Dataset items:
+ + +

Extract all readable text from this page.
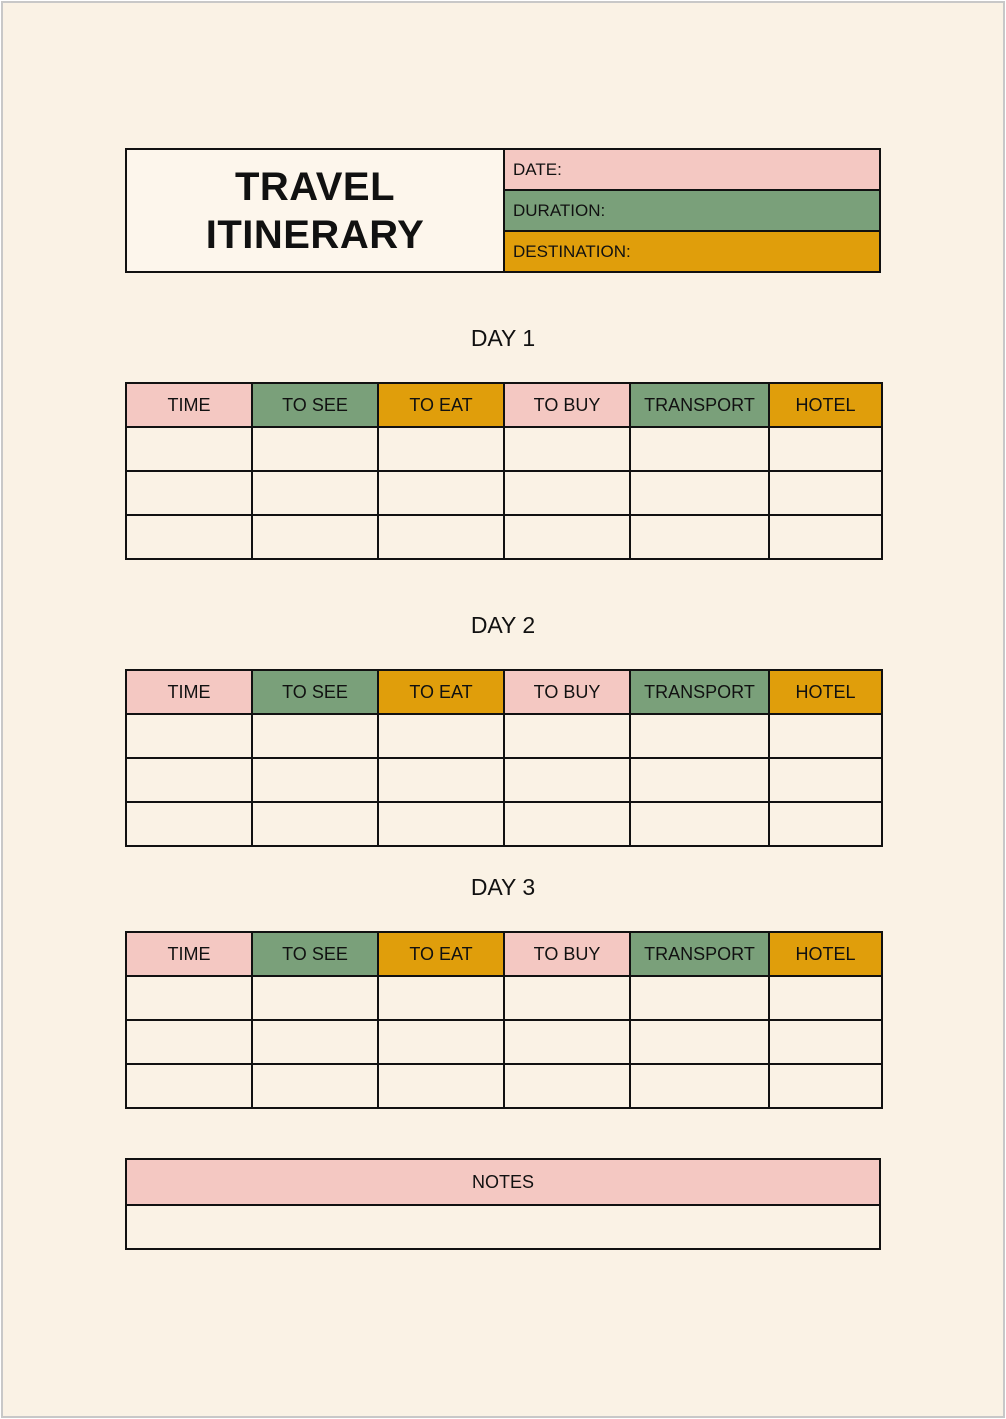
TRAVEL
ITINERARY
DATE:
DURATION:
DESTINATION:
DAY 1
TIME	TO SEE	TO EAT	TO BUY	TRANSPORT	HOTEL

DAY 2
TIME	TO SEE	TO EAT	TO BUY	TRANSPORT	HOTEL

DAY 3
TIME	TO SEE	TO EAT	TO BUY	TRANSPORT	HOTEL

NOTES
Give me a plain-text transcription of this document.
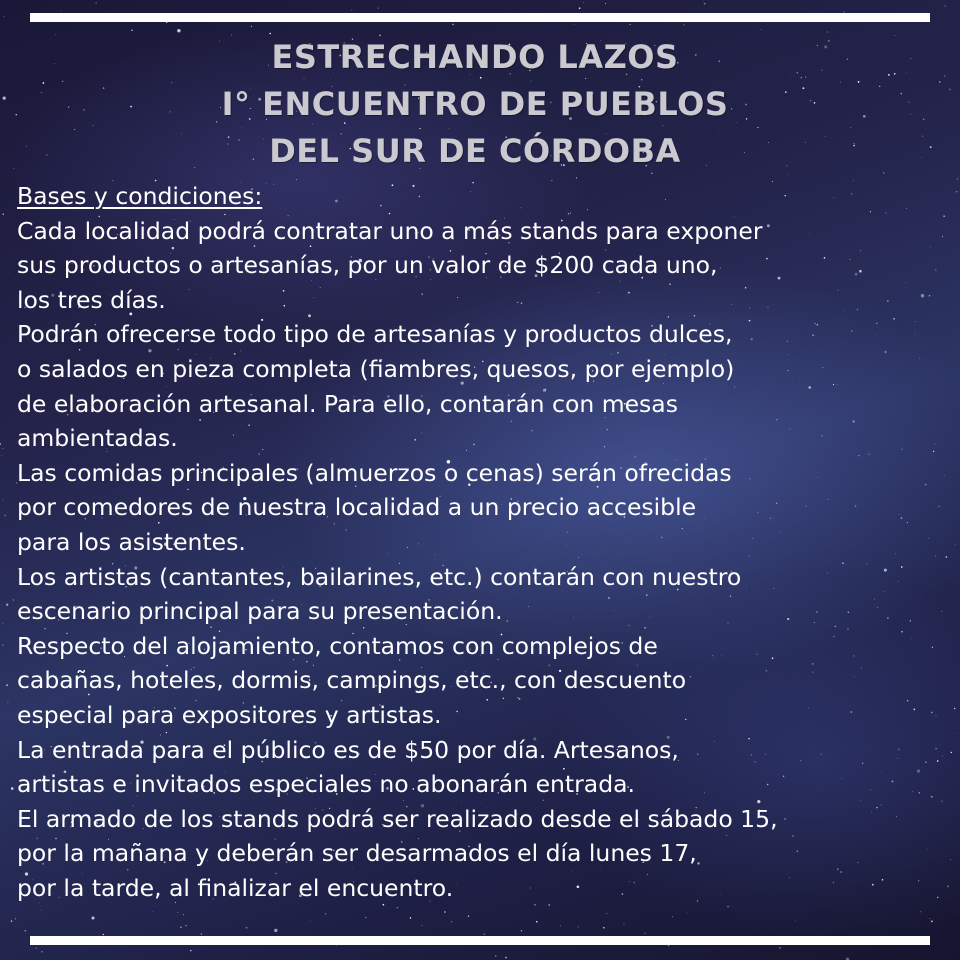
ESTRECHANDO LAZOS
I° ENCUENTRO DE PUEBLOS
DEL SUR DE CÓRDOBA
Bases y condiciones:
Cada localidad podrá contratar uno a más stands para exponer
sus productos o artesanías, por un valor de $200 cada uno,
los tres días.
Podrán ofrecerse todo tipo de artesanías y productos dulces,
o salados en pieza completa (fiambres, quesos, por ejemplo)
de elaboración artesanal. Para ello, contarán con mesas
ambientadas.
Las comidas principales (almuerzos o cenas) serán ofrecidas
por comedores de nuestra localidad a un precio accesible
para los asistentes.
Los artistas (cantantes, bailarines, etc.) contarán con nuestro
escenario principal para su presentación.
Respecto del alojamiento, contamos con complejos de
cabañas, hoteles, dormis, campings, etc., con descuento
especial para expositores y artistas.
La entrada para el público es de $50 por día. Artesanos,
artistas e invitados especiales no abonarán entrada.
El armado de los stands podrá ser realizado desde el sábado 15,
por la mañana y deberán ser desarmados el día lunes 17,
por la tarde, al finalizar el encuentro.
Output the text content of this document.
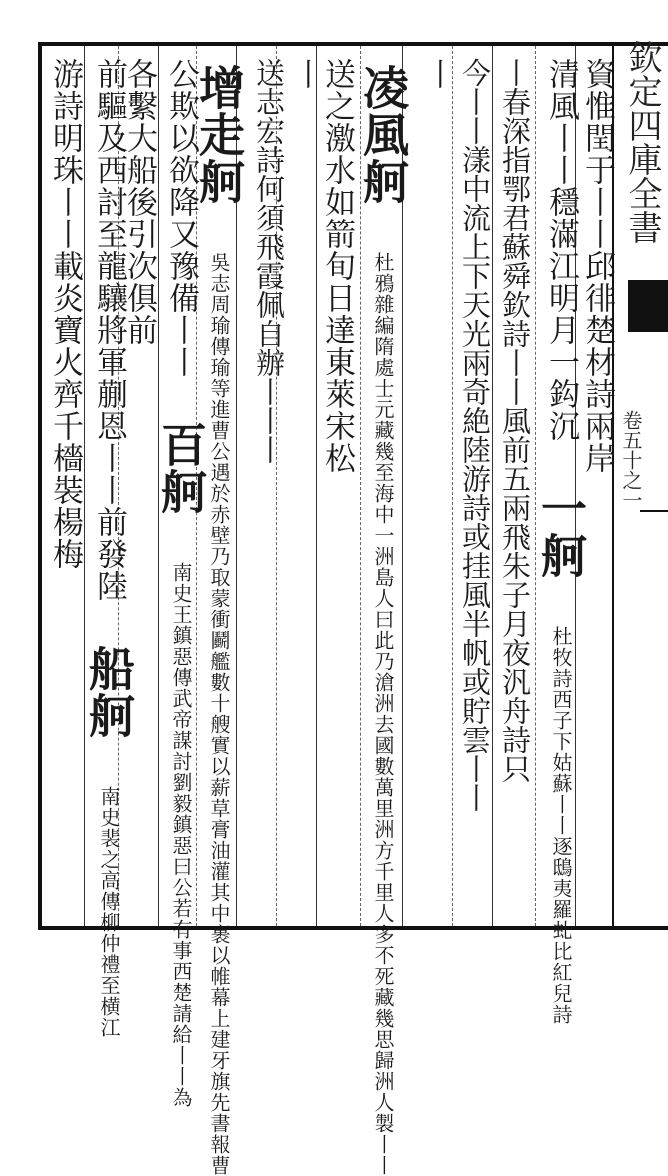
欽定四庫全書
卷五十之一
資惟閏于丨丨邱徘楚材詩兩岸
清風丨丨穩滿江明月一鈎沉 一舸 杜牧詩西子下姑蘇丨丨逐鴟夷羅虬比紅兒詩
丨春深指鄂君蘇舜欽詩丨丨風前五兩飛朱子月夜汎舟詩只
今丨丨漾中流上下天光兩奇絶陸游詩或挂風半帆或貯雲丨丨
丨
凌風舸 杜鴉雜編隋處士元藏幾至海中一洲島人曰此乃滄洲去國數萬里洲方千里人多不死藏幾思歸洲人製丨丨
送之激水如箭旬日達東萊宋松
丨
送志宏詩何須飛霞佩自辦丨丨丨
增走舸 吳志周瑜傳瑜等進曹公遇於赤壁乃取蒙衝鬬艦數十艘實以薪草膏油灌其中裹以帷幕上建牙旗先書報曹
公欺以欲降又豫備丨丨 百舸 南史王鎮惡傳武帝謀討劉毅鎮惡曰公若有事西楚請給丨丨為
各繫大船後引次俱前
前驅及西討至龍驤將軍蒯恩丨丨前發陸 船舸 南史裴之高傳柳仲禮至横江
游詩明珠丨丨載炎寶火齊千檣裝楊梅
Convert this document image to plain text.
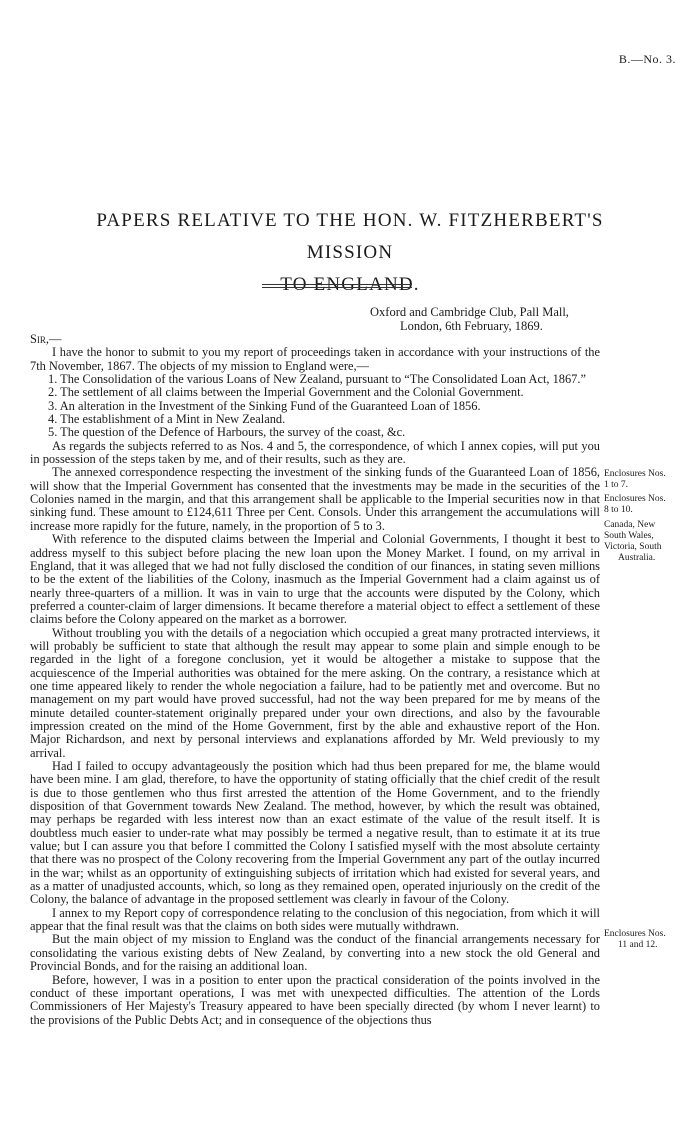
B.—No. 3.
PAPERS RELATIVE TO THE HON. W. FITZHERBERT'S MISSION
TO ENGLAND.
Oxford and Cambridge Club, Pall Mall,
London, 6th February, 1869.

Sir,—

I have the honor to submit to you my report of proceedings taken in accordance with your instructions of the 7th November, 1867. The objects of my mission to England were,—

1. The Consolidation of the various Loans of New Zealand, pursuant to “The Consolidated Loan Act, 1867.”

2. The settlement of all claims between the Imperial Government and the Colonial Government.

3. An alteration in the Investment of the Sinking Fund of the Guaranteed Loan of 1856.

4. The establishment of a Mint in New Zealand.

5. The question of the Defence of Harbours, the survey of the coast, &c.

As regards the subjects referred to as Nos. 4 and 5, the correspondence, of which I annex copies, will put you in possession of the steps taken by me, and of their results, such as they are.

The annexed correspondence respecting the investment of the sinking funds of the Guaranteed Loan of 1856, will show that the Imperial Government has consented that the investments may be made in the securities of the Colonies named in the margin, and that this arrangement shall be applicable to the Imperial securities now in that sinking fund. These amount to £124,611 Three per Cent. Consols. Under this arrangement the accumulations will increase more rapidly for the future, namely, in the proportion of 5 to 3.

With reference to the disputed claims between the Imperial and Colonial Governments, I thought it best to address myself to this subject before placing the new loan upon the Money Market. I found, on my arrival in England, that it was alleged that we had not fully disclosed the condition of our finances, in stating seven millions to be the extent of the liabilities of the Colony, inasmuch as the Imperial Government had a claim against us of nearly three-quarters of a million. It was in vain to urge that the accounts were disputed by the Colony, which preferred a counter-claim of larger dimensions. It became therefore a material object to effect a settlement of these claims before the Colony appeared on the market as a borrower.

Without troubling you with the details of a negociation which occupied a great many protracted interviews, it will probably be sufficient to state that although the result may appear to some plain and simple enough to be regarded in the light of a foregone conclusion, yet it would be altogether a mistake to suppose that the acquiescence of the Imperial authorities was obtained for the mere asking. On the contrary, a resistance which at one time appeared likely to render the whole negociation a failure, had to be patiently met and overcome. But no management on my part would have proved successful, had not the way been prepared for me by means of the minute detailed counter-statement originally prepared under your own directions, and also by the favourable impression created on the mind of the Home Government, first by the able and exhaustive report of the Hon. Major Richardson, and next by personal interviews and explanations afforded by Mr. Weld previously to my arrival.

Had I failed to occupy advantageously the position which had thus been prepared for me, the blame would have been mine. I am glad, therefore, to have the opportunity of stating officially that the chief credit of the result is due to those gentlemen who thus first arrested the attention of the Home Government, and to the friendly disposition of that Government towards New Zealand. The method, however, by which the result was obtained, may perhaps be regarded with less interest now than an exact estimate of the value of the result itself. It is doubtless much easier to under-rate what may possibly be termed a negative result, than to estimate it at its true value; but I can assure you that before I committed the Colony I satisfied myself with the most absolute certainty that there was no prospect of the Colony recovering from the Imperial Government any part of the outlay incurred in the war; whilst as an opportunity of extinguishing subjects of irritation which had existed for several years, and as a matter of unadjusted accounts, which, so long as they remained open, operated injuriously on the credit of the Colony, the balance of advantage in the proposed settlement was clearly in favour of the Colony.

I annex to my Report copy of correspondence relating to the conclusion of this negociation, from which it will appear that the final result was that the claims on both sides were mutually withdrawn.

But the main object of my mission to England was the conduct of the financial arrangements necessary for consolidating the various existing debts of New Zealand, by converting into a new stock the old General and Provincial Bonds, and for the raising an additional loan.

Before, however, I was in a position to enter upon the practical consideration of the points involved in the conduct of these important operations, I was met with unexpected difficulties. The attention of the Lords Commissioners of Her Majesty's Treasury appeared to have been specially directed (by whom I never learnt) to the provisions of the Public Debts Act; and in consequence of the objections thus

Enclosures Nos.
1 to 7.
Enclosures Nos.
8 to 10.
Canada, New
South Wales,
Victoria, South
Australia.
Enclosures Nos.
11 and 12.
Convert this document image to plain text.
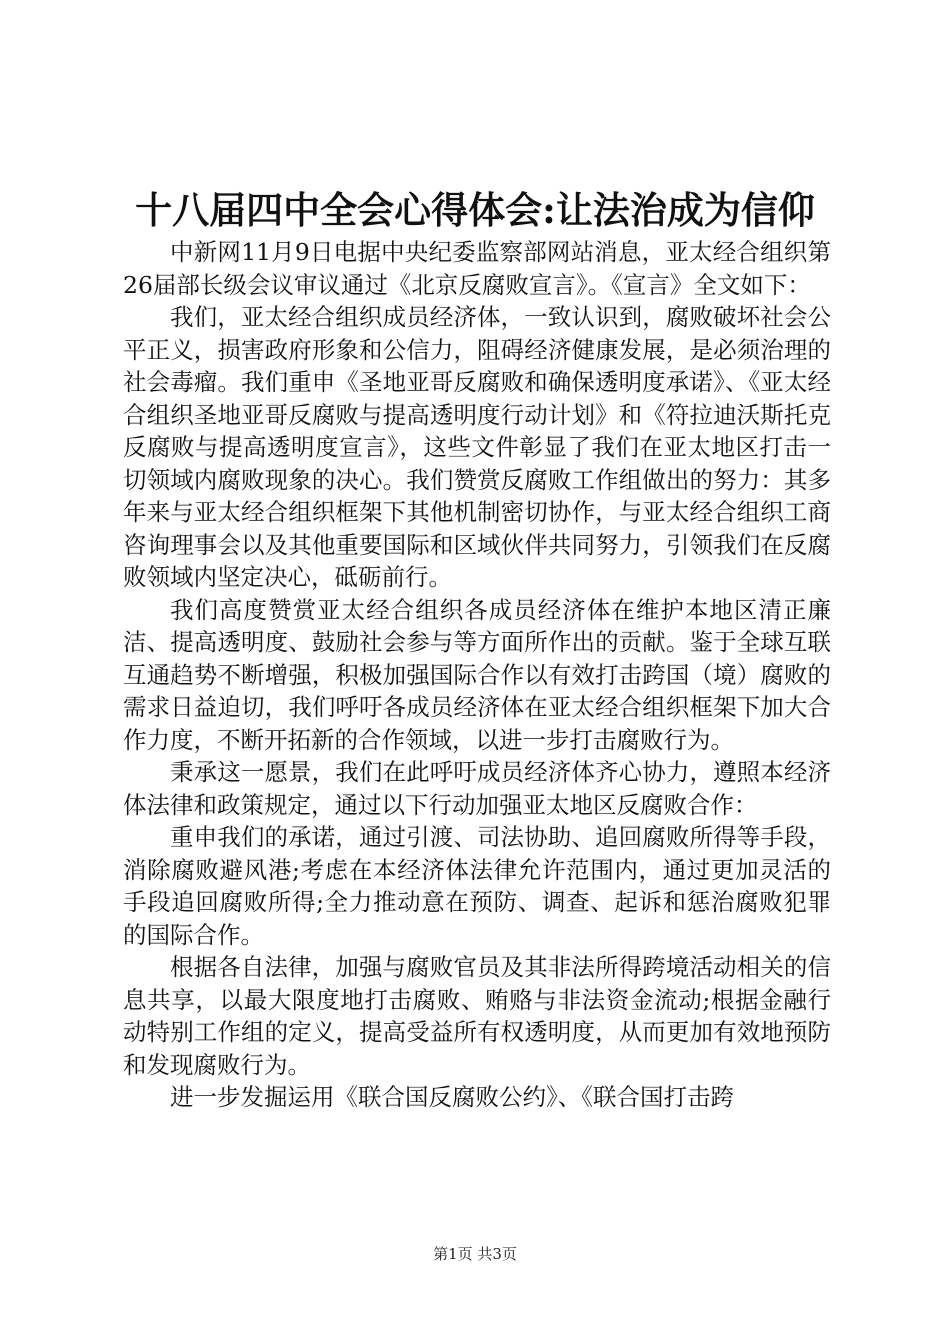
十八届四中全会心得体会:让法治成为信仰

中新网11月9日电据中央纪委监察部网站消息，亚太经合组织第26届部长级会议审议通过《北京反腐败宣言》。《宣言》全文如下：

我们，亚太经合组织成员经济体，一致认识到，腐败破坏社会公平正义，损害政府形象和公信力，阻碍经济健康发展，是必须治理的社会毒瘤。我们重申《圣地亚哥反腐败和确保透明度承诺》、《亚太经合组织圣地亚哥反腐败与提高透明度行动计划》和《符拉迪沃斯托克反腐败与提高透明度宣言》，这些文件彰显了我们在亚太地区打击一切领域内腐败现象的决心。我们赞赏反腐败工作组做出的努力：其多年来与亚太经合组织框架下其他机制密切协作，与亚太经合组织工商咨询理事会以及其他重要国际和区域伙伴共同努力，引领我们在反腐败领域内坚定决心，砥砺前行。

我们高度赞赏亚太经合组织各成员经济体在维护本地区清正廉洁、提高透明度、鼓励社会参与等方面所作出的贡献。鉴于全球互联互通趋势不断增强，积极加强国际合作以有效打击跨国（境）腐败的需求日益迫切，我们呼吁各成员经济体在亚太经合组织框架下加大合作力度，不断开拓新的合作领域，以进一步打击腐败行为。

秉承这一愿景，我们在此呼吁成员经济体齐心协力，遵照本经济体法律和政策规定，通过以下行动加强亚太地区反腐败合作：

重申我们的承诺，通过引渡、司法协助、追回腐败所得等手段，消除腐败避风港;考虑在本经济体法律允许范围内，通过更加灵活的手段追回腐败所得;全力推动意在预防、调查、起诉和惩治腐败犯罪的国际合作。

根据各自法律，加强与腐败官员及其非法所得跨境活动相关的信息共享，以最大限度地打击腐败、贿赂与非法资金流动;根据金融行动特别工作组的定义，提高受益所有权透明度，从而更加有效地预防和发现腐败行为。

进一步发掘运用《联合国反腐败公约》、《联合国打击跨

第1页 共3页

+ + +

## EXERCISE PROMPT
Search the listing above for the string "Zealand". Copy every line that contains it.

## WRITTEN RESPONSE
1. The Consolidation of the various Loans of New Zealand, pursuant to “The Consolidated Loan Act, 1867.”
4. The establishment of a Mint in New Zealand.
Had I failed to occupy advantageously the position which had thus been prepared for me, the blame would have been mine. I am glad, therefore, to have the opportunity of stating officially that the chief credit of the result is due to those gentlemen who thus first arrested the attention of the Home Government, and to the friendly disposition of that Government towards New Zealand. The method, however, by which the result was obtained, may perhaps be regarded with less interest now than an exact estimate of the value of the result itself. It is doubtless much easier to under-rate what may possibly be termed a negative result, than to estimate it at its true value; but I can assure you that before I committed the Colony I satisfied myself with the most absolute certainty that there was no prospect of the Colony recovering from the Imperial Government any part of the outlay incurred in the war; whilst as an opportunity of extinguishing subjects of irritation which had existed for several years, and as a matter of unadjusted accounts, which, so long as they remained open, operated injuriously on the credit of the Colony, the balance of advantage in the proposed settlement was clearly in favour of the Colony.
But the main object of my mission to England was the conduct of the financial arrangements necessary for consolidating the various existing debts of New Zealand, by converting into a new stock the old General and Provincial Bonds, and for the raising an additional loan.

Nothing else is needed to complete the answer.